_PROBLEM TO WORK ON:_
Answer these questions from the Cold War blog post:
1. In which city was the writer studying when the Berlin Wall fell?
2. When did the writer first visit Berlin?
3. Where did the writer spend Christmas 1989?

_TEXT BLOCK:_
+-------+
Sunday, April 23, 2006

Cold War Trivia: "The Angel of History"

Paul Klee, Angelus Novus (1920)

Olen Steinhauer, over at Contemporary Nomad, has a couple of Cold War entries focused upon East Germany and Ceaucescu's Romania ... or, rather, Romania's Ceausescu. The first is titled "Temporary Cultures: Artifacts," and the second has the similar title of "Temporary Cultures: More Artifacts."

The former presents images of several East German products, which I found interesting because I spent six years living in Germany, from 1989 to 1995, and watched the Berlin Wall come crashing down in late 1989 ... from a distance. I was studying in Tübingen, not Berlin, and felt that I couldn't spare the time and money for a trip just to say that I had taken a hammer to the wall and helped to 'deconstruct' communism. I'm still kicking myself for not going at a moment when the tectonic plates of history were shifting.

I didn't actually get around to visiting Berlin until the spring of 1990, but that allowed me to enter the yet-indepedent state of East Germany. I only stayed for one day, and the place was still depressing despite having opened up to the world. It didn't last much longer as an independent state.

Steinhauer's second entry presents images of a particular Romanian product: Nicolai Ceausescu. This specific product would be fitting for a particularly apt if ironic analysis in terms of Marx's fetishism of commodities. A product of the Romanian culture industry, Ceausescu was manufactured for public consumption as a fetishized image in the cult of personality.

Those of us living here in South Korea know about this sort of fetishism, for North Korea has it in spades with their leaders, a link that Steinhauer explicitly makes in noting that "Nicolae Ceausescu got it into his head that his friend, Kim Il Sung of North Korea, had a pretty good thing going in regards to his personality cult," so he decided to have his own produced by Romania's centrally directed 'economy of salvation' -- if I may borrow and secularize a soteriological expression.

Steinhauer's images of Ceausescu brought back memories of Christmas 1989, for I was visiting my friend Tim Anderson -- an old Baylor buddy and fellow NoZe Brother -- in Fribourg, Switzerland when the cracks opening in the Cold War wall had finally reached Romania. I remember sitting up with Tim, listening to news reports about political unrest in Romania. We were growing increasing excited, and probably inebriated, laughing with joy at Ceausescu's impending political demise and joking about his attempt to escape Romania by car.

Spurred by this reactivated memory, I posted the following comment to Steinhauer's piece, but I admit -- in this case -- to having presented an expanded and imaginatively reconstructed memory of how Tim and I ridiculed the 'escape' of Nicolai and Elena Ceausescu:

As for the demise of Ceausescu...

I was in Fribourg, Switzerland over Christmas 1989, staying with a friend and listening to the BBC as it attempted to track the 'escape' of Nicolae Ceausescu and his wife Elena:

"Last seen rushing off in a blue car, heading for the Yugoslav border..."

Or something like that. My friend and I imagined the two of them arguing over directions:

"Damn it, Elena! Hand me that map! I'm the 'Great Conductor.'"
+-------+
_AVAILABLE DATA:_
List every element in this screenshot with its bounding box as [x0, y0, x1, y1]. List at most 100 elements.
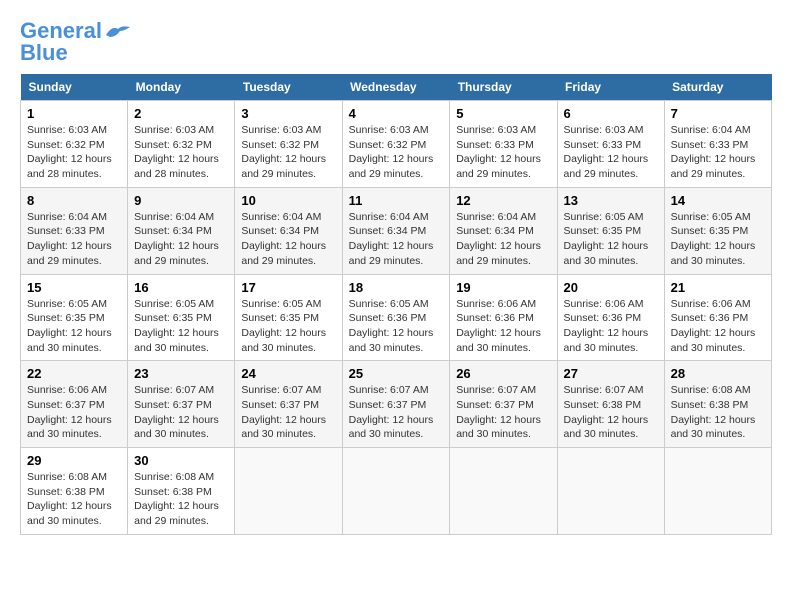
+-------+
_ANSWER BELOW:_
1. Tübingen
2. In the spring of 1990
3. In Fribourg, Switzerland